◆ **SET PROBLEM**
Each entry below is to be printed verbatim.

[start]

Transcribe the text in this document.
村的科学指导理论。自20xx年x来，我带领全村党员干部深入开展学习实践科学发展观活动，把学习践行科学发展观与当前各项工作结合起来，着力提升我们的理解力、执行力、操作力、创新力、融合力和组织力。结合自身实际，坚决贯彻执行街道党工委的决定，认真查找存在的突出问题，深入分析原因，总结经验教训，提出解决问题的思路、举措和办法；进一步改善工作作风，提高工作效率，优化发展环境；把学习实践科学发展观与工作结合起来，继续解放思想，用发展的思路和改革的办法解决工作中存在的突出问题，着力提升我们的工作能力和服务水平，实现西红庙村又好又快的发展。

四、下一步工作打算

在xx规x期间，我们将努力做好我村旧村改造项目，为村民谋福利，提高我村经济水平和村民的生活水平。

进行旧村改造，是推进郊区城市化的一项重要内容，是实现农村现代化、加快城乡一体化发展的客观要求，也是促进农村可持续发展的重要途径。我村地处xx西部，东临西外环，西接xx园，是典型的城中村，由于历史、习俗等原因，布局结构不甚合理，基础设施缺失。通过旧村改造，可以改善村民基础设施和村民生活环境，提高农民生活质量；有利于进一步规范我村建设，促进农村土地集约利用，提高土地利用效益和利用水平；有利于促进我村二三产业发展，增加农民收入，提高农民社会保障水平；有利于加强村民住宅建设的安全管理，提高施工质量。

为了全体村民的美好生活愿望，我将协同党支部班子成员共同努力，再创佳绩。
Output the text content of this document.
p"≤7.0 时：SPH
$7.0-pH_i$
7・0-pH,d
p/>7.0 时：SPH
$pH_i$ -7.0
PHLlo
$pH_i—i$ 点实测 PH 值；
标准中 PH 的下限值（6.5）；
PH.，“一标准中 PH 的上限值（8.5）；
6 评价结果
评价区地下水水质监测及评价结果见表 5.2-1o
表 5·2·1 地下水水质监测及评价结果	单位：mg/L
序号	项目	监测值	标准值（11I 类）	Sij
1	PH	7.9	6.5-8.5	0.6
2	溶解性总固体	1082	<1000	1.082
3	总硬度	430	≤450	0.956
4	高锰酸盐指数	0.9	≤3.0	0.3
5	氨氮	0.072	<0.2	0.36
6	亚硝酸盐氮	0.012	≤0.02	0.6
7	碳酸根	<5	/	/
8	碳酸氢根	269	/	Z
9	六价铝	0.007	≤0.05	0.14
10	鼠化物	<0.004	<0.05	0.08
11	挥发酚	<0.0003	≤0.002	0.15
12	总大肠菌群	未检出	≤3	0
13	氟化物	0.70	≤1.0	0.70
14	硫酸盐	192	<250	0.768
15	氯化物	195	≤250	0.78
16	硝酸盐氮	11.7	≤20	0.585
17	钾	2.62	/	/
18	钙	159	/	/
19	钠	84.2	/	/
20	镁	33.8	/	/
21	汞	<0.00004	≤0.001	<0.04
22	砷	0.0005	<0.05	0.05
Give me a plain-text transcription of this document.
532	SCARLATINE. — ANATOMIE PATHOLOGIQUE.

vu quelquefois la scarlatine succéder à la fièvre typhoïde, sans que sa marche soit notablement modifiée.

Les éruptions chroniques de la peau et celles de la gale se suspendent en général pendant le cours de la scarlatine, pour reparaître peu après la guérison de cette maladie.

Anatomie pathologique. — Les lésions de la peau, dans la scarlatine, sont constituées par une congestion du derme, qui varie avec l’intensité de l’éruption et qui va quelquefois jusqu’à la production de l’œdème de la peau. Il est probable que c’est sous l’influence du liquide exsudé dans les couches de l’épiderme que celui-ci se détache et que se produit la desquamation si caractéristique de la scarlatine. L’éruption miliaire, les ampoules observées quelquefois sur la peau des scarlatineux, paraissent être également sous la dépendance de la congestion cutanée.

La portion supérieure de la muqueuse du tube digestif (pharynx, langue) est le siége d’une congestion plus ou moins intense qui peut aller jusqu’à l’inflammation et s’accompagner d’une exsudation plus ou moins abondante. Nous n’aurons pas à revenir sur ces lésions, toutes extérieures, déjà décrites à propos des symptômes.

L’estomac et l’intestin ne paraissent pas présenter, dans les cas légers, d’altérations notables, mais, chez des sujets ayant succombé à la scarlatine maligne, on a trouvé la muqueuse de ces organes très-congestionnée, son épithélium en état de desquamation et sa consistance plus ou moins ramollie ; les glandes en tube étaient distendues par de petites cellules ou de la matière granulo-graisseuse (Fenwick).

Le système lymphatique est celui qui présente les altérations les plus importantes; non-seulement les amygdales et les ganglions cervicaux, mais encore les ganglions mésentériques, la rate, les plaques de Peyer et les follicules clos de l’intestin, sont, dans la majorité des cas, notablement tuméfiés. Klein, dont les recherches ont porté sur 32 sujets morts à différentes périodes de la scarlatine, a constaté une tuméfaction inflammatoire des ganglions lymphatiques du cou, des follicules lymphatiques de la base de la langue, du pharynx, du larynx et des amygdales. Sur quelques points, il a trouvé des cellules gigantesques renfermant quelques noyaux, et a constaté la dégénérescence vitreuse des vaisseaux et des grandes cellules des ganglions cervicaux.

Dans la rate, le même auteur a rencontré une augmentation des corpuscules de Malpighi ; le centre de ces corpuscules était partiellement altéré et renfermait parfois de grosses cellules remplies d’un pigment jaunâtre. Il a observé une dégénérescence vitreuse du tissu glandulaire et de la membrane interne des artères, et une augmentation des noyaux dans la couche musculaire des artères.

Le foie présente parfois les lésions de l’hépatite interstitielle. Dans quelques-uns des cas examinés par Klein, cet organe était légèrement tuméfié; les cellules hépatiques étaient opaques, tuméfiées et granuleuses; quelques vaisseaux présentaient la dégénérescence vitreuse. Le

[end]

◆ **TASK OUTPUT**
Transcribe the text in this document.
村的科学指导理论。自20xx年x来，我带领全村党员干部深入开展学习实践科学发展观活动，把学习践行科学发展观与当前各项工作结合起来，着力提升我们的理解力、执行力、操作力、创新力、融合力和组织力。结合自身实际，坚决贯彻执行街道党工委的决定，认真查找存在的突出问题，深入分析原因，总结经验教训，提出解决问题的思路、举措和办法；进一步改善工作作风，提高工作效率，优化发展环境；把学习实践科学发展观与工作结合起来，继续解放思想，用发展的思路和改革的办法解决工作中存在的突出问题，着力提升我们的工作能力和服务水平，实现西红庙村又好又快的发展。

四、下一步工作打算

在xx规x期间，我们将努力做好我村旧村改造项目，为村民谋福利，提高我村经济水平和村民的生活水平。

进行旧村改造，是推进郊区城市化的一项重要内容，是实现农村现代化、加快城乡一体化发展的客观要求，也是促进农村可持续发展的重要途径。我村地处xx西部，东临西外环，西接xx园，是典型的城中村，由于历史、习俗等原因，布局结构不甚合理，基础设施缺失。通过旧村改造，可以改善村民基础设施和村民生活环境，提高农民生活质量；有利于进一步规范我村建设，促进农村土地集约利用，提高土地利用效益和利用水平；有利于促进我村二三产业发展，增加农民收入，提高农民社会保障水平；有利于加强村民住宅建设的安全管理，提高施工质量。

为了全体村民的美好生活愿望，我将协同党支部班子成员共同努力，再创佳绩。
Output the text content of this document.
p"≤7.0 时：SPH
$7.0-pH_i$
7・0-pH,d
p/>7.0 时：SPH
$pH_i$ -7.0
PHLlo
$pH_i—i$ 点实测 PH 值；
标准中 PH 的下限值（6.5）；
PH.，“一标准中 PH 的上限值（8.5）；
6 评价结果
评价区地下水水质监测及评价结果见表 5.2-1o
表 5·2·1 地下水水质监测及评价结果	单位：mg/L
序号	项目	监测值	标准值（11I 类）	Sij
1	PH	7.9	6.5-8.5	0.6
2	溶解性总固体	1082	<1000	1.082
3	总硬度	430	≤450	0.956
4	高锰酸盐指数	0.9	≤3.0	0.3
5	氨氮	0.072	<0.2	0.36
6	亚硝酸盐氮	0.012	≤0.02	0.6
7	碳酸根	<5	/	/
8	碳酸氢根	269	/	Z
9	六价铝	0.007	≤0.05	0.14
10	鼠化物	<0.004	<0.05	0.08
11	挥发酚	<0.0003	≤0.002	0.15
12	总大肠菌群	未检出	≤3	0
13	氟化物	0.70	≤1.0	0.70
14	硫酸盐	192	<250	0.768
15	氯化物	195	≤250	0.78
16	硝酸盐氮	11.7	≤20	0.585
17	钾	2.62	/	/
18	钙	159	/	/
19	钠	84.2	/	/
20	镁	33.8	/	/
21	汞	<0.00004	≤0.001	<0.04
22	砷	0.0005	<0.05	0.05
Give me a plain-text transcription of this document.
532	SCARLATINE. — ANATOMIE PATHOLOGIQUE.

vu quelquefois la scarlatine succéder à la fièvre typhoïde, sans que sa marche soit notablement modifiée.

Les éruptions chroniques de la peau et celles de la gale se suspendent en général pendant le cours de la scarlatine, pour reparaître peu après la guérison de cette maladie.

Anatomie pathologique. — Les lésions de la peau, dans la scarlatine, sont constituées par une congestion du derme, qui varie avec l’intensité de l’éruption et qui va quelquefois jusqu’à la production de l’œdème de la peau. Il est probable que c’est sous l’influence du liquide exsudé dans les couches de l’épiderme que celui-ci se détache et que se produit la desquamation si caractéristique de la scarlatine. L’éruption miliaire, les ampoules observées quelquefois sur la peau des scarlatineux, paraissent être également sous la dépendance de la congestion cutanée.

La portion supérieure de la muqueuse du tube digestif (pharynx, langue) est le siége d’une congestion plus ou moins intense qui peut aller jusqu’à l’inflammation et s’accompagner d’une exsudation plus ou moins abondante. Nous n’aurons pas à revenir sur ces lésions, toutes extérieures, déjà décrites à propos des symptômes.

L’estomac et l’intestin ne paraissent pas présenter, dans les cas légers, d’altérations notables, mais, chez des sujets ayant succombé à la scarlatine maligne, on a trouvé la muqueuse de ces organes très-congestionnée, son épithélium en état de desquamation et sa consistance plus ou moins ramollie ; les glandes en tube étaient distendues par de petites cellules ou de la matière granulo-graisseuse (Fenwick).

Le système lymphatique est celui qui présente les altérations les plus importantes; non-seulement les amygdales et les ganglions cervicaux, mais encore les ganglions mésentériques, la rate, les plaques de Peyer et les follicules clos de l’intestin, sont, dans la majorité des cas, notablement tuméfiés. Klein, dont les recherches ont porté sur 32 sujets morts à différentes périodes de la scarlatine, a constaté une tuméfaction inflammatoire des ganglions lymphatiques du cou, des follicules lymphatiques de la base de la langue, du pharynx, du larynx et des amygdales. Sur quelques points, il a trouvé des cellules gigantesques renfermant quelques noyaux, et a constaté la dégénérescence vitreuse des vaisseaux et des grandes cellules des ganglions cervicaux.

Dans la rate, le même auteur a rencontré une augmentation des corpuscules de Malpighi ; le centre de ces corpuscules était partiellement altéré et renfermait parfois de grosses cellules remplies d’un pigment jaunâtre. Il a observé une dégénérescence vitreuse du tissu glandulaire et de la membrane interne des artères, et une augmentation des noyaux dans la couche musculaire des artères.

Le foie présente parfois les lésions de l’hépatite interstitielle. Dans quelques-uns des cas examinés par Klein, cet organe était légèrement tuméfié; les cellules hépatiques étaient opaques, tuméfiées et granuleuses; quelques vaisseaux présentaient la dégénérescence vitreuse. Le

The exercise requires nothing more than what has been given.